start Supplied data

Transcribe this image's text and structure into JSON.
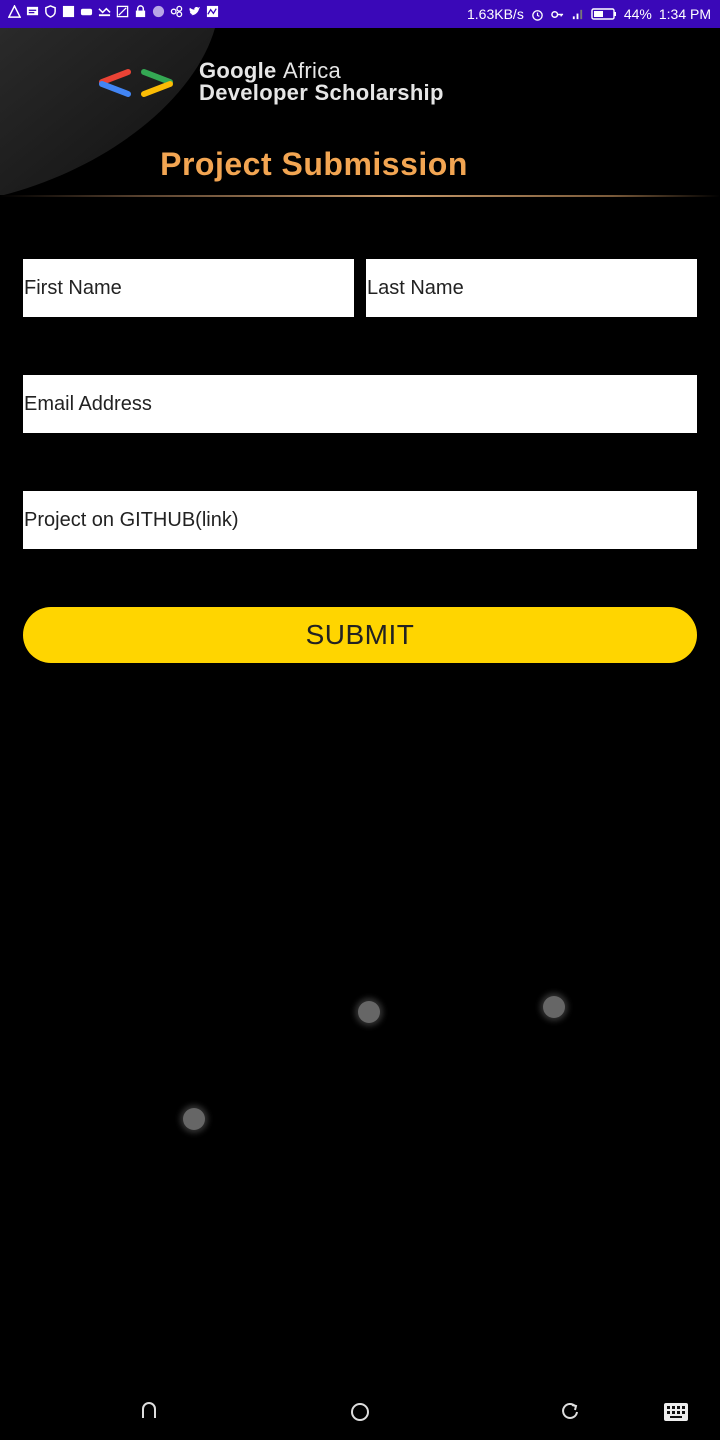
{
  "status_bar": {
    "network_speed": "1.63KB/s",
    "battery": "44%",
    "time": "1:34 PM",
    "background_color": "#3a08b8",
    "left_icons": [
      "warning-icon",
      "message-icon",
      "shield-icon",
      "square-icon",
      "voicemail-icon",
      "missed-call-icon",
      "screenshot-icon",
      "lock-icon",
      "circle-icon",
      "connect-icon",
      "twitter-icon",
      "activity-icon"
    ],
    "right_icons": [
      "alarm-icon",
      "key-icon",
      "signal-icon",
      "battery-icon"
    ]
  },
  "header": {
    "brand_line1_bold": "Google",
    "brand_line1_rest": "Africa",
    "brand_line2": "Developer Scholarship",
    "page_title": "Project Submission",
    "title_color": "#f2a552"
  },
  "form": {
    "first_name_placeholder": "First Name",
    "last_name_placeholder": "Last Name",
    "email_placeholder": "Email Address",
    "github_placeholder": "Project on GITHUB(link)",
    "submit_label": "SUBMIT",
    "submit_color": "#ffd500"
  },
  "nav_bar": {
    "icons": [
      "back-icon",
      "home-icon",
      "recents-icon",
      "keyboard-icon"
    ]
  }
}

end Supplied data

- _Written request_: Transcribe every line in the entries above, taking out only the images.

- _Solution to this task_:
Transcribe this image's text and structure into JSON.
{
  "status_bar": {
    "network_speed": "1.63KB/s",
    "battery": "44%",
    "time": "1:34 PM",
    "background_color": "#3a08b8",
    "left_icons": [
      "warning-icon",
      "message-icon",
      "shield-icon",
      "square-icon",
      "voicemail-icon",
      "missed-call-icon",
      "screenshot-icon",
      "lock-icon",
      "circle-icon",
      "connect-icon",
      "twitter-icon",
      "activity-icon"
    ],
    "right_icons": [
      "alarm-icon",
      "key-icon",
      "signal-icon",
      "battery-icon"
    ]
  },
  "header": {
    "brand_line1_bold": "Google",
    "brand_line1_rest": "Africa",
    "brand_line2": "Developer Scholarship",
    "page_title": "Project Submission",
    "title_color": "#f2a552"
  },
  "form": {
    "first_name_placeholder": "First Name",
    "last_name_placeholder": "Last Name",
    "email_placeholder": "Email Address",
    "github_placeholder": "Project on GITHUB(link)",
    "submit_label": "SUBMIT",
    "submit_color": "#ffd500"
  },
  "nav_bar": {
    "icons": [
      "back-icon",
      "home-icon",
      "recents-icon",
      "keyboard-icon"
    ]
  }
}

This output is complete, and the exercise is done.